:: What the exercise asks ::
Search the material for the string "JSON", then return every line where it is found.

:: Stored rows ::
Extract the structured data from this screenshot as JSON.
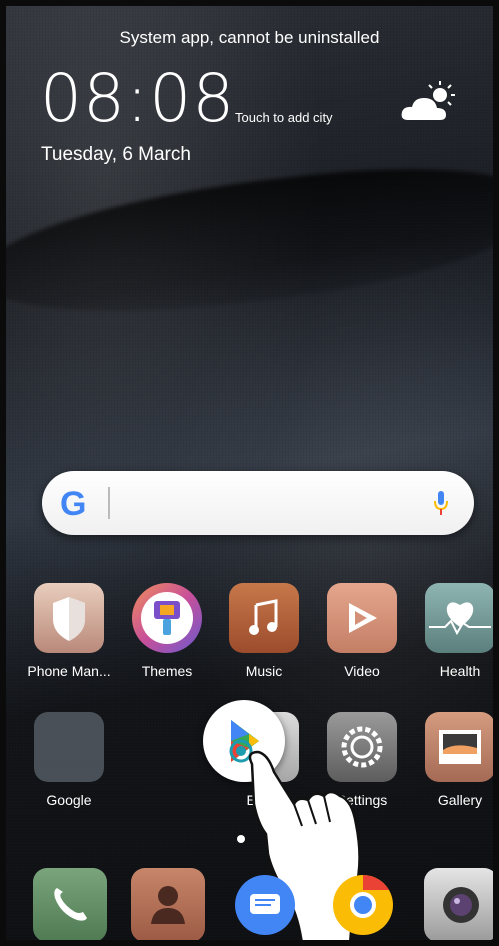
{
  "status": {
    "message": "System app, cannot be uninstalled"
  },
  "lockscreen": {
    "time": "08:08",
    "date": "Tuesday, 6 March",
    "weather_prompt": "Touch to add city"
  },
  "search_bar": {
    "logo": "G"
  },
  "apps_row1": [
    {
      "label": "Phone Man..."
    },
    {
      "label": "Themes"
    },
    {
      "label": "Music"
    },
    {
      "label": "Video"
    },
    {
      "label": "Health"
    }
  ],
  "apps_row2": [
    {
      "label": "Google"
    },
    {
      "label": "Email"
    },
    {
      "label": "Settings"
    },
    {
      "label": "Gallery"
    }
  ],
  "dock": [
    {
      "icon": "phone-icon"
    },
    {
      "icon": "contacts-icon"
    },
    {
      "icon": "messages-icon"
    },
    {
      "icon": "chrome-icon"
    },
    {
      "icon": "camera-icon"
    }
  ],
  "colors": {
    "google_blue": "#4285F4",
    "google_red": "#EA4335",
    "google_yellow": "#FBBC05",
    "google_green": "#34A853"
  }
}
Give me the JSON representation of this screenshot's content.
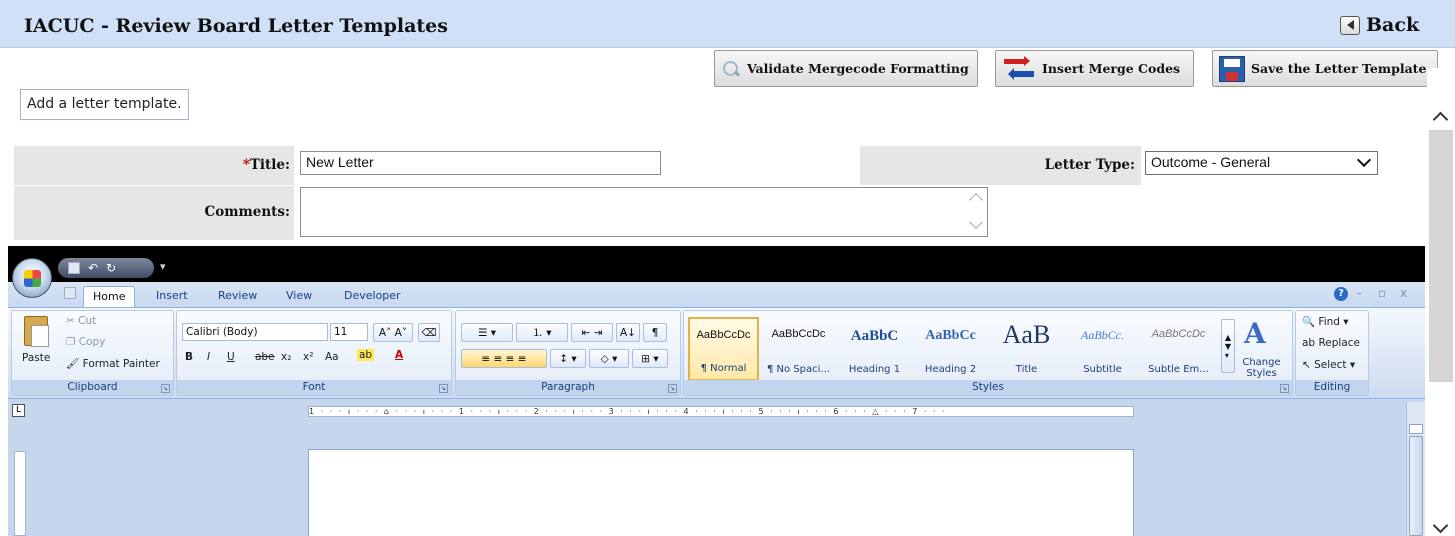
{
  "header": {
    "title": "IACUC - Review Board Letter Templates",
    "back_label": "Back"
  },
  "toolbar": {
    "validate_label": "Validate Mergecode Formatting",
    "merge_label": "Insert Merge Codes",
    "save_label": "Save the Letter Template"
  },
  "note": "Add a letter template.",
  "form": {
    "title_required_mark": "*",
    "title_label": "Title:",
    "title_value": "New Letter",
    "letter_type_label": "Letter Type:",
    "letter_type_value": "Outcome - General",
    "comments_label": "Comments:",
    "comments_value": ""
  },
  "word": {
    "qat_dropdown": "▾",
    "tabs": [
      "Home",
      "Insert",
      "Review",
      "View",
      "Developer"
    ],
    "active_tab": "Home",
    "window_controls": {
      "help": "?",
      "minimize": "–",
      "restore": "▫",
      "close": "x"
    },
    "clipboard": {
      "paste": "Paste",
      "cut": "Cut",
      "copy": "Copy",
      "format_painter": "Format Painter",
      "group": "Clipboard"
    },
    "font": {
      "name": "Calibri (Body)",
      "size": "11",
      "group": "Font",
      "grow": "A˄",
      "shrink": "A˅",
      "bold": "B",
      "italic": "I",
      "underline": "U",
      "strike": "abe",
      "subscript": "x₂",
      "superscript": "x²",
      "change_case": "Aa",
      "highlight": "ab",
      "color": "A"
    },
    "paragraph": {
      "group": "Paragraph",
      "sort": "A↓",
      "pilcrow": "¶"
    },
    "styles": {
      "group": "Styles",
      "items": [
        {
          "preview": "AaBbCcDc",
          "name": "¶ Normal"
        },
        {
          "preview": "AaBbCcDc",
          "name": "¶ No Spaci..."
        },
        {
          "preview": "AaBbC",
          "name": "Heading 1"
        },
        {
          "preview": "AaBbCc",
          "name": "Heading 2"
        },
        {
          "preview": "AaB",
          "name": "Title"
        },
        {
          "preview": "AaBbCc.",
          "name": "Subtitle"
        },
        {
          "preview": "AaBbCcDc",
          "name": "Subtle Em..."
        }
      ],
      "change_styles": "Change Styles"
    },
    "editing": {
      "group": "Editing",
      "find": "Find",
      "replace": "Replace",
      "select": "Select"
    },
    "ruler_text": "1 · · · ı · · · ⌂ · · · ı · · · 1 · · · ı · · · 2 · · · ı · · · 3 · · · ı · · · 4 · · · ı · · · 5 · · · ı · · · 6 · · · △ · · · 7 · · ·",
    "tab_selector": "L"
  }
}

:: Response to this exercise ::
Extract the structured data from this screenshot as JSON.
Give me the JSON representation of this screenshot's content.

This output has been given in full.